• _Tasks to carry out_
1. Condense the paragraph of the NFA exchange that opens with "the NFA laws (passed by legislation)" while keeping its main facts.
2. Resume the NFA exchange after its final paragraph.

• _Selection_

-------

If the whole NFA law is so ridiculous, then what is making sense to you? How exactly does one make sense to you when they are ultimately making a ridiculous assertion?

the NFA laws (passed by legislation) specify the "attorney general" as the authoritative agent. the ATF, working under the DOJ, is governed by the AG and is essentially the authoritative agent here. their interpretation and authorization is not in question here. if you are saying that ATF is not in a position to interpret existing laws, then that is another argument.
I'm not and never was arguing their power to enforce the law. Their authority to intentionally misinterpret the word of the law IS in question here. Again I have to ask: if I do something that's legal one day then that same thing is now a federal crime the next day. How that can happen WITHOUT a new Federal law being in place or change made to the existing Federal law?

their interpretation is that when the user shoulders the brace, the user has [during such time that it is shouldered] redesigned / remade the brace into a shoulder stock.

that make sense to me.
No it does not. No reasonable (and legal) definition of redesign means using the item in a different manner than the original design. Take End User License Agreement for any software for example, the term redesign means changing the original code, not temporary misuse of it.

if you disagree and win the battle, you have to realize that it'll open a loop-hole that will seek specific legislated banning, or imposed tax, in the future; lose the war.

-------

• _Extracted material_
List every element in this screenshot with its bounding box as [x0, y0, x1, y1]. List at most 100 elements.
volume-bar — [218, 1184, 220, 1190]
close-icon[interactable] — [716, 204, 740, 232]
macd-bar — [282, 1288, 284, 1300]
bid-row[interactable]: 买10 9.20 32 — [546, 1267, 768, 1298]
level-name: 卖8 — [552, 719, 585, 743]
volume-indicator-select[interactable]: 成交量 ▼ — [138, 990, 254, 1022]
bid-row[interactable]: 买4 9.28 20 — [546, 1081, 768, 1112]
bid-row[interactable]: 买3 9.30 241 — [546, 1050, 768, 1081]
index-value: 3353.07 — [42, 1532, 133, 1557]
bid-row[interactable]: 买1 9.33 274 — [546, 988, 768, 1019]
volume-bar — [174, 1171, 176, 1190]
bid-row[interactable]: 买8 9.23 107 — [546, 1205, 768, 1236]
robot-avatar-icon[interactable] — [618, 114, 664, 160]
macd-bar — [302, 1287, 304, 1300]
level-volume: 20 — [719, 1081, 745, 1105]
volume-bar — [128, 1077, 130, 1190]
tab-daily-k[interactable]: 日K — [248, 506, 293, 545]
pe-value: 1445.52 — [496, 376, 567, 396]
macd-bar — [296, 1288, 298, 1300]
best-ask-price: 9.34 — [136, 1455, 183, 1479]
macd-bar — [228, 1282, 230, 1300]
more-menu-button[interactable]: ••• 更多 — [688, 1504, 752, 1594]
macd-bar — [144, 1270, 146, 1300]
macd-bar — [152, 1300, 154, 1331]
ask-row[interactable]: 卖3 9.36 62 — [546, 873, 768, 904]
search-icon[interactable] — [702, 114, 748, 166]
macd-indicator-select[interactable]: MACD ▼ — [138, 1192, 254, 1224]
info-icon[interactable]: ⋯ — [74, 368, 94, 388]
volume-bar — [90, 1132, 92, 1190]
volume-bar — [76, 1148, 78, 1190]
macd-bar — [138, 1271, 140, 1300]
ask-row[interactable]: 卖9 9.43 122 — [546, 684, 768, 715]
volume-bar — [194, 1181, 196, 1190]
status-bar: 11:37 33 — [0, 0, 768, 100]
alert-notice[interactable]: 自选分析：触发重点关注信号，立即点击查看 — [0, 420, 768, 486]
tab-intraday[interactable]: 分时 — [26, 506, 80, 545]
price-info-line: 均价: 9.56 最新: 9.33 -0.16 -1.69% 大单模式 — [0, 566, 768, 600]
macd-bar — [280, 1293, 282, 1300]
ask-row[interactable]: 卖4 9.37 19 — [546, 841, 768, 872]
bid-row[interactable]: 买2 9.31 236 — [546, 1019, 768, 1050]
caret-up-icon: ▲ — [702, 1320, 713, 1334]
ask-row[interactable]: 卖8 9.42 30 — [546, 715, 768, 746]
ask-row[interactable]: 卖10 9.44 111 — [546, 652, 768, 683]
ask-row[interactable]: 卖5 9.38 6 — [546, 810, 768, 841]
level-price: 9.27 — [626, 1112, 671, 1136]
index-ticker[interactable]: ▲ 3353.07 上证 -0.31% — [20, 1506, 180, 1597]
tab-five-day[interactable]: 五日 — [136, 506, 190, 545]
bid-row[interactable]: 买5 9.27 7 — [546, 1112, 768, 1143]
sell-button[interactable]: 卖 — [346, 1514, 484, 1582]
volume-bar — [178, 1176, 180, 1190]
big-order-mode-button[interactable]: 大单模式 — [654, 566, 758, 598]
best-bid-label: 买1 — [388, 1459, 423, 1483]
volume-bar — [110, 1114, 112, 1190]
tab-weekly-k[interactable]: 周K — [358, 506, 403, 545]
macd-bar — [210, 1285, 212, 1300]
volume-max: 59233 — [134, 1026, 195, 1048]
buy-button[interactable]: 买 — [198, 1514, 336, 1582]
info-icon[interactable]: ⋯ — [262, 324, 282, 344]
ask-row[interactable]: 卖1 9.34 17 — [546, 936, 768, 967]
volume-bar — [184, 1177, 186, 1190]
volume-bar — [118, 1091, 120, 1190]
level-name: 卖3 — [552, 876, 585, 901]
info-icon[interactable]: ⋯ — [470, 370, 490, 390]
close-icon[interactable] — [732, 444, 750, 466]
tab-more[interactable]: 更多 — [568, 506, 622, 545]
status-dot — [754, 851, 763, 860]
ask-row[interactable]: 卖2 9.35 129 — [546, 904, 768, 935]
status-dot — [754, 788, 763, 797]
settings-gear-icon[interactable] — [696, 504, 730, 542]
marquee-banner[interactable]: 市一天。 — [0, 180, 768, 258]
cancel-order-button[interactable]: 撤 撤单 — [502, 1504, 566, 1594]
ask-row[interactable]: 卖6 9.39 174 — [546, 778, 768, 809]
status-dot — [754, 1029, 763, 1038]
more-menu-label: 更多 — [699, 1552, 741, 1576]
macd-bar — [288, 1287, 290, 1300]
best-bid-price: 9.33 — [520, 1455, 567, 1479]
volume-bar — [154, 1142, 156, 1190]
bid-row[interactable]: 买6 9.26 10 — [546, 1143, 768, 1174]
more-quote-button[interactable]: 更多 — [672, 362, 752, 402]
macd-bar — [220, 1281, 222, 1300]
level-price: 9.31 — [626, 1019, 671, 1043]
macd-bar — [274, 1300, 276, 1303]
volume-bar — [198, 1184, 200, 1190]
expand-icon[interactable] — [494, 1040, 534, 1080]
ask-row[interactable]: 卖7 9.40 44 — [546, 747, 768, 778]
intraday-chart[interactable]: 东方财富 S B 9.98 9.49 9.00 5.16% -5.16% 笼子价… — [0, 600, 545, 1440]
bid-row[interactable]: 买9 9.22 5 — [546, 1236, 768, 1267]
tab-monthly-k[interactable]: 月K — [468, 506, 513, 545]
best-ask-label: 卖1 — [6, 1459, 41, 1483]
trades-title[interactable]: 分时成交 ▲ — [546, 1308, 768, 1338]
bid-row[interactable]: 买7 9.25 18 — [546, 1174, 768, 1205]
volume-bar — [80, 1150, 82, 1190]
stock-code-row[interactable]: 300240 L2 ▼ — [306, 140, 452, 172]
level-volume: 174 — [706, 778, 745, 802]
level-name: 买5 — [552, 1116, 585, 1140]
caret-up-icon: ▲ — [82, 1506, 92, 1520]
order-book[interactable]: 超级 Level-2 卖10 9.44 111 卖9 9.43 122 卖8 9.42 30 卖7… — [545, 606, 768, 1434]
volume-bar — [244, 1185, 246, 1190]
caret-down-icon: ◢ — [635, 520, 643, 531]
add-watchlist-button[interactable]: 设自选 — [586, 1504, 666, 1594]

-------

• _Responses by task_
1. The NFA laws name the attorney general as the authoritative agent. The ATF works under the DOJ and is governed by the AG, so it effectively holds that authority. Its interpretation and authorization are not in question, and whether the ATF can interpret existing laws is a separate argument.

2.
they're basically coming out and officially saying to not do it, which they have to. the brace remains untaxed and legal.
I would rather ATF go through the proper process for those "specific legislated banning" then arbitrarily declaring something illegal without elected officials. If it is a war, then you're basically saying we should appease the other side with something small hoping they will be satisfied. That strategy worked really well for Europe against Hitler too. Well, fvck that, I rather lose the war after fighting than give up without trying. But seeing how the last election turned out, I like our chance with the legislative channels.

the definition of pistol is: "A weapon originally designed, made, and intended to fire a projectile (bullet) from one or more barrels when held in one hand" {ref:page 39}

i think the keyword here is originally. if a pistol is held by two hands it would still remain a pistol because it was originally made to be held in one hand. there are no other definitions for "two hand grip" that the user would be jumping/redesigning to. now if the user was to shoulder a pistol, sure - same thing as the brace. it jumps from an "originally made for one handed" device to a "redesigned to be fired from a shoulder" device (i.e. the brace).
Except ATF also this to say about AOW:
ATF said:
ATF has long held that by installing a vertical fore grip on a handgun, the handgun is no longer designed to be held and fired by the use of a single hand.
They can easily argue that by using the pistol with two hands, you have "redesigned" it to be held two hands, therefore no longer classified as pistol and in possession of an unregistered AOW which is a Federal crime. Also there's this:


what's stopping them? nothing. you don't think ATF would prosecute someone for shouldering a pistol if they want to be asshats or give someone a hard time? are you challenging them to make a decision? i would bet if people were to write in and question shouldering pistols (as dumb as it sounds), the ATF would announce a similar interpretation.
Sure, they certain can "opine" similarly. But answer me these: do you think they would prosecute someone who does shoulder a pistol? And do you think they have a good chance of winning?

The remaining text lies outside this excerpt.